* _Goal of the exercise_:
Give the number of lines that include the string "ylabel", nothing more.

* _Data records_:

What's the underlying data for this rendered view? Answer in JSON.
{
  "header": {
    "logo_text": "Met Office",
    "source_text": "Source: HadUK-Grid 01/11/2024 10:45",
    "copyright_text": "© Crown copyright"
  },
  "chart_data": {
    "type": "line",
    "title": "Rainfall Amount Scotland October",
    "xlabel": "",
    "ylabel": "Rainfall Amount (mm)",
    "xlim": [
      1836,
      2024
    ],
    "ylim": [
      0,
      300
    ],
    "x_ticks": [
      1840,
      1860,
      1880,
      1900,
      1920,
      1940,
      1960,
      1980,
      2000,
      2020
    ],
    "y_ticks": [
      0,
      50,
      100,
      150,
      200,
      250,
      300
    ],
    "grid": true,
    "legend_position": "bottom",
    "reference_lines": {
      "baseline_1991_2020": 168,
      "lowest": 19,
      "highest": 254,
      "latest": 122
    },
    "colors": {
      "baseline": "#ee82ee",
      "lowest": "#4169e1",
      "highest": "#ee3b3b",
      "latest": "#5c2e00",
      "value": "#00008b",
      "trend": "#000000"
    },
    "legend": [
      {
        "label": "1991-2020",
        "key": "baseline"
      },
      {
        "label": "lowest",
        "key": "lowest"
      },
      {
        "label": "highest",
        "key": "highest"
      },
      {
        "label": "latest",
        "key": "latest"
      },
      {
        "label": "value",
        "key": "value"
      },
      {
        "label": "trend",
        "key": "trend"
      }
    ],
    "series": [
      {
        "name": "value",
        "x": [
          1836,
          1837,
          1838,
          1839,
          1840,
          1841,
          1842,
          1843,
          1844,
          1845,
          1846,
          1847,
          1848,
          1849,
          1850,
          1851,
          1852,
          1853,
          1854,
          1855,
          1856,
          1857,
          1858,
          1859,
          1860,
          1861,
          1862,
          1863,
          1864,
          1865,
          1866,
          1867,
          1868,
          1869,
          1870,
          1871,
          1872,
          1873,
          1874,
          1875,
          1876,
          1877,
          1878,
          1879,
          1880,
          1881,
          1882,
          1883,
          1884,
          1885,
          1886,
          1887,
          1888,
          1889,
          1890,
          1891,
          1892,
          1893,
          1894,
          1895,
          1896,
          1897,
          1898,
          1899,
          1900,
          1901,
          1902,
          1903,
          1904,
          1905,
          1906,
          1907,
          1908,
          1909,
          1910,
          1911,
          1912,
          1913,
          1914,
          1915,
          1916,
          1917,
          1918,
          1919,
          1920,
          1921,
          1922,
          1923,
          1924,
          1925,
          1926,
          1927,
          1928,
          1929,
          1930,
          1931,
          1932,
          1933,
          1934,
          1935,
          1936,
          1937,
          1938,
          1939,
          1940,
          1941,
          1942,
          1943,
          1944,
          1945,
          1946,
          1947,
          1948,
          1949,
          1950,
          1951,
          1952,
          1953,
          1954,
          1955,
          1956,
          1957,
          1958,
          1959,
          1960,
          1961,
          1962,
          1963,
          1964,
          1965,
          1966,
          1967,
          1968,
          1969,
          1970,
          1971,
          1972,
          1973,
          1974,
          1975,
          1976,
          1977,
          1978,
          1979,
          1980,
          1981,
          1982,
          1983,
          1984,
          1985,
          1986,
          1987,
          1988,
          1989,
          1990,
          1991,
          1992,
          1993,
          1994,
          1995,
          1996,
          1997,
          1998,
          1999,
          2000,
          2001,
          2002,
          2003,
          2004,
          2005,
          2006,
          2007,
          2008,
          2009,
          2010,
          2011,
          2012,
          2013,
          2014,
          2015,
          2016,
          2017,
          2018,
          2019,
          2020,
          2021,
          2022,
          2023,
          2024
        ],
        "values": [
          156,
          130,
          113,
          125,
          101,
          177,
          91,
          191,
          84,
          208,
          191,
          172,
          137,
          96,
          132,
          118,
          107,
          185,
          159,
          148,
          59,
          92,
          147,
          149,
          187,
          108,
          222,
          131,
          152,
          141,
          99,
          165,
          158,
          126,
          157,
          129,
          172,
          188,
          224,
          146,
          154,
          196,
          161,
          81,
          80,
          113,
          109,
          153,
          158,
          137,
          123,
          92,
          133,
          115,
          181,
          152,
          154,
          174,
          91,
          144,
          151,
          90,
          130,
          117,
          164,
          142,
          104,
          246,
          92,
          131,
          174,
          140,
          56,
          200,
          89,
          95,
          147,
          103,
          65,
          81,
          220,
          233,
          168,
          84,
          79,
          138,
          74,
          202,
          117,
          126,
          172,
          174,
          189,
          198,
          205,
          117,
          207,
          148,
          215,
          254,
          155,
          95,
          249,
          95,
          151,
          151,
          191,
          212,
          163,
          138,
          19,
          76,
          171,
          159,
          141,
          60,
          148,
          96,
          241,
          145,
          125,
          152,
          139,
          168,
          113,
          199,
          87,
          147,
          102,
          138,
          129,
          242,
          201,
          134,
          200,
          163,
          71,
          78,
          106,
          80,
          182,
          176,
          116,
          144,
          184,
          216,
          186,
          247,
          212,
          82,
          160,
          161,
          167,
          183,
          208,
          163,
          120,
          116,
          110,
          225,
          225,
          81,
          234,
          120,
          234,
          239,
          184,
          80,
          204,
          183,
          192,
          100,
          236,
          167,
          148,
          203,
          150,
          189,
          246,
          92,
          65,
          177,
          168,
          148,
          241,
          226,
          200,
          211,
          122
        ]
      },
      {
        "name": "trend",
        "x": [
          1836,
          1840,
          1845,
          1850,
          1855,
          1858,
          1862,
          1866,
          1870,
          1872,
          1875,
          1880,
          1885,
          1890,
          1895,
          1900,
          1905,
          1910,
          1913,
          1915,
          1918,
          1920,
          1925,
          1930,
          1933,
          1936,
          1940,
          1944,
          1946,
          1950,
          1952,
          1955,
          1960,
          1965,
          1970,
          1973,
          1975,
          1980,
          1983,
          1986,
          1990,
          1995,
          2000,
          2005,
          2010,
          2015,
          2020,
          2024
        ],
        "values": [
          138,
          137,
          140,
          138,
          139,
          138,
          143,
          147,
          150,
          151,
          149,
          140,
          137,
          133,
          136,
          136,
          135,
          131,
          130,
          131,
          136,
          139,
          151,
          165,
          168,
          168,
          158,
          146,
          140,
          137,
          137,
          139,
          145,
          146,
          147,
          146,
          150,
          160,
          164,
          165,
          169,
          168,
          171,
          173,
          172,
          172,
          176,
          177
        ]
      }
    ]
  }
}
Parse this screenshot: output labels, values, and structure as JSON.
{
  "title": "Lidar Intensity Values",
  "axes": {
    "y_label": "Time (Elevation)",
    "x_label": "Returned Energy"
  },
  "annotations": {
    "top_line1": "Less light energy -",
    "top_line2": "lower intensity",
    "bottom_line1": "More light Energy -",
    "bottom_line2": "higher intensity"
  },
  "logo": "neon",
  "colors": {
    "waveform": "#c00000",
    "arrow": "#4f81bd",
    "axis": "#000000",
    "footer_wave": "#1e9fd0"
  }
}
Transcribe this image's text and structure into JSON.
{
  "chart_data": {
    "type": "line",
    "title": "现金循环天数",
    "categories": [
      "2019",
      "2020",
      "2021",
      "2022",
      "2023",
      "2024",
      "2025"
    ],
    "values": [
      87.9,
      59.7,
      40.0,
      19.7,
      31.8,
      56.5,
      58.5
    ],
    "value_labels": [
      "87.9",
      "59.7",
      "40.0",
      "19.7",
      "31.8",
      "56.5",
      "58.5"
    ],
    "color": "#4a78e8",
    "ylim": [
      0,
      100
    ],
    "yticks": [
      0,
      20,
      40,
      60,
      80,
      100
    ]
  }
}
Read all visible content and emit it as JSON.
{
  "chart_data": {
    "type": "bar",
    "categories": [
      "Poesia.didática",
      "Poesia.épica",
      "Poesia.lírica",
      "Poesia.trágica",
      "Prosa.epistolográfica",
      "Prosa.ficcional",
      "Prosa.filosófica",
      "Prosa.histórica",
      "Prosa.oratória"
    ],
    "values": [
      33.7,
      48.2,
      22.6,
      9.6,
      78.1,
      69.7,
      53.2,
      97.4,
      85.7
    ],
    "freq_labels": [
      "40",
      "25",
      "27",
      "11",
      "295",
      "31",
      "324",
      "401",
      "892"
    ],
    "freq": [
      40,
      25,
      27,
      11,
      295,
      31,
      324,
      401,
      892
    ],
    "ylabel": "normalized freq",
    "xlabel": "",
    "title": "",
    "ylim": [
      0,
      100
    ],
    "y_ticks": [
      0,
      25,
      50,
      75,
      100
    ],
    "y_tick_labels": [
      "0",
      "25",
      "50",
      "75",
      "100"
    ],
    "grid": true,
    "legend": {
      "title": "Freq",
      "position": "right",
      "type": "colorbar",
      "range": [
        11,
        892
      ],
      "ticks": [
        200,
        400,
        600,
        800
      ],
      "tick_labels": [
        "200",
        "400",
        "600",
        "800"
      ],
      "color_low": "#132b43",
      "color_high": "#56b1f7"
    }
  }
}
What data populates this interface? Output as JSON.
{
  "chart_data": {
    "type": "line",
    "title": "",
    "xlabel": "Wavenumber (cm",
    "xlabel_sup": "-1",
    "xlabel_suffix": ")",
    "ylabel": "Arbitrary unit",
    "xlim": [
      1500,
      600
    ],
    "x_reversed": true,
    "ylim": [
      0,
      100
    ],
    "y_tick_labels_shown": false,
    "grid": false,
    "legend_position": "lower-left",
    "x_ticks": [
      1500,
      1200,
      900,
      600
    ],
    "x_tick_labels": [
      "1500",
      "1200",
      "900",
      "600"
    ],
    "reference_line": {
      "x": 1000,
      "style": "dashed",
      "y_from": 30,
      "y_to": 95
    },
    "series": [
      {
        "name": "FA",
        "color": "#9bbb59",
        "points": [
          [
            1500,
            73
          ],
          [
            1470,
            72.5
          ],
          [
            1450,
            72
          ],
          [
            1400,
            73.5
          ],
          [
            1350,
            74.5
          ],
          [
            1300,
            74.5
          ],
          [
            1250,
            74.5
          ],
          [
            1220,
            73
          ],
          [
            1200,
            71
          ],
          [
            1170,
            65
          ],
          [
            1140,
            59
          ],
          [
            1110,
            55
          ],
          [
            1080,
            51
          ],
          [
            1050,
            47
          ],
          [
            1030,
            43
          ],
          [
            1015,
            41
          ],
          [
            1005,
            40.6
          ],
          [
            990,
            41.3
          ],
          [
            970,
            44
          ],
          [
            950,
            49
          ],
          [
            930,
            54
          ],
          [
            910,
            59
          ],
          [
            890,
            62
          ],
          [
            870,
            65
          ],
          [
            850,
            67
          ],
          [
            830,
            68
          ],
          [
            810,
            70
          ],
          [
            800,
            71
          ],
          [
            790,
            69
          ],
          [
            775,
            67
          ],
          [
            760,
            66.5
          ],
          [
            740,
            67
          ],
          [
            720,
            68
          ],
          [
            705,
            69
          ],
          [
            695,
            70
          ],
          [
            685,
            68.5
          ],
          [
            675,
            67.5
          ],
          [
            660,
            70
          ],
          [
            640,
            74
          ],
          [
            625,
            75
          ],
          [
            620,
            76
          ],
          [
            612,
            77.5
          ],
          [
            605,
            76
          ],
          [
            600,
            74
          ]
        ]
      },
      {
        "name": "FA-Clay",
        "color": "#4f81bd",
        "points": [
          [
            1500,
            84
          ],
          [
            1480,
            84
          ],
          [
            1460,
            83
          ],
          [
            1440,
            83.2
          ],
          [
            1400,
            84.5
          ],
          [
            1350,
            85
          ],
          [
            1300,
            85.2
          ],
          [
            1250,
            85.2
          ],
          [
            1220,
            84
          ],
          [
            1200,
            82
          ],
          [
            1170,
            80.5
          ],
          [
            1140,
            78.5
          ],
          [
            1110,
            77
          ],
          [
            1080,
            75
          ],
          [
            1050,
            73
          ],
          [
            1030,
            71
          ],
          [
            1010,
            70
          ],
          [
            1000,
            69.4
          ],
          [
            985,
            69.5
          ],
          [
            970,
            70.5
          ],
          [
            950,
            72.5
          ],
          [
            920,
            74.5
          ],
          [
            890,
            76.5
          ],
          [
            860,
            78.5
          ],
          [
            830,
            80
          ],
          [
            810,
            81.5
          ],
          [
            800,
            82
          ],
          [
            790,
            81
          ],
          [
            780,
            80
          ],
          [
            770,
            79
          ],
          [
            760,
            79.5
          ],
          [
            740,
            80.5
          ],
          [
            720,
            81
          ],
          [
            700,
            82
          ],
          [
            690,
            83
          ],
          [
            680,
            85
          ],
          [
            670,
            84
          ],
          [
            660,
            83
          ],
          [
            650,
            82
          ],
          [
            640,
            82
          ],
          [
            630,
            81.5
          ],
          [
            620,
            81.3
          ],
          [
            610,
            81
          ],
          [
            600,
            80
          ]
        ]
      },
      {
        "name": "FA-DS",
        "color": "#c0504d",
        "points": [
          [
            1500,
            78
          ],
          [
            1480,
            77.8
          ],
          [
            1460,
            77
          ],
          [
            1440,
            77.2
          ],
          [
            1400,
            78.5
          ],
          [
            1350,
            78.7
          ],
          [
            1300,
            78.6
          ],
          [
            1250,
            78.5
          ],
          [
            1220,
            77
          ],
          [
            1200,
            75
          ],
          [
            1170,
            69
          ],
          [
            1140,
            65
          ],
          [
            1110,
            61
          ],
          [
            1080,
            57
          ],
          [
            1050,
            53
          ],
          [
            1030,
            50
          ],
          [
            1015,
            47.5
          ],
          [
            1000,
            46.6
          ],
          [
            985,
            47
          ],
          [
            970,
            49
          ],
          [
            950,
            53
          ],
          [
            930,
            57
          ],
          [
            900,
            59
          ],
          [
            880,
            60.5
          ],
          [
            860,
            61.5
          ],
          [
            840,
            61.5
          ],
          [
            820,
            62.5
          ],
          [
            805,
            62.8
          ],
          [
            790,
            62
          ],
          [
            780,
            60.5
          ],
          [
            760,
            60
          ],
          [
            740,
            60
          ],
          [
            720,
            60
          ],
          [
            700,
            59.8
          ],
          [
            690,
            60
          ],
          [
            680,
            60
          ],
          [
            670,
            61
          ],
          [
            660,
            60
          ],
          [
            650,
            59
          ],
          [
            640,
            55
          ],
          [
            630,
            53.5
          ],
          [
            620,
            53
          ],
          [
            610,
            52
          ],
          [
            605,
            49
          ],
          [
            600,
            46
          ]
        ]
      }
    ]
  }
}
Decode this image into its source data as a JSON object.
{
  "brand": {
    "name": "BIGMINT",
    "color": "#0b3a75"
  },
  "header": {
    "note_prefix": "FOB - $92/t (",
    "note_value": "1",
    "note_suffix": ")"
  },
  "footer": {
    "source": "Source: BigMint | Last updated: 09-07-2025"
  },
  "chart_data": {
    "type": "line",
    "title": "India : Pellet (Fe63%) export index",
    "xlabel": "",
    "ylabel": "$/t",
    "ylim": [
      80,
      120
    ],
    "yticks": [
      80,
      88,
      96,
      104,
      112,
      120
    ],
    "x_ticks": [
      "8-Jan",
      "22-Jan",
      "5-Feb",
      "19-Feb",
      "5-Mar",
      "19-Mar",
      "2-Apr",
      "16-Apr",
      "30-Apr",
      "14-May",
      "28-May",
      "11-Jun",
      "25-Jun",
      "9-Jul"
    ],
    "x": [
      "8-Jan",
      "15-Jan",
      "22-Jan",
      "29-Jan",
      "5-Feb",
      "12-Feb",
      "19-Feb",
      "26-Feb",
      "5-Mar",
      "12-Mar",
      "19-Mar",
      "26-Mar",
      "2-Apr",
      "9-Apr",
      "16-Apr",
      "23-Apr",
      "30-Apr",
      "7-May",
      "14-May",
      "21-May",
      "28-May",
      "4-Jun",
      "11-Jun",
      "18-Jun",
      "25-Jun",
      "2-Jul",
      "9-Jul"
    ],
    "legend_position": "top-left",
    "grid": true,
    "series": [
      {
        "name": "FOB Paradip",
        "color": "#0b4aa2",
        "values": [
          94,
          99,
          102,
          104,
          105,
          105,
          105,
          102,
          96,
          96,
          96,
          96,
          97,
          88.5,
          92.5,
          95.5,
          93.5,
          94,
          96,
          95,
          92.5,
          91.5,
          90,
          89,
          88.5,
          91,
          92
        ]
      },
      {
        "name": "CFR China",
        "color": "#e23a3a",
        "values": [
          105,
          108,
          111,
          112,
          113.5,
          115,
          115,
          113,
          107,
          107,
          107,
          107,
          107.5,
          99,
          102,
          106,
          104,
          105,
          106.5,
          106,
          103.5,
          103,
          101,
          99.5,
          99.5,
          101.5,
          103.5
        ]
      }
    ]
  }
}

* _Complete output_:
4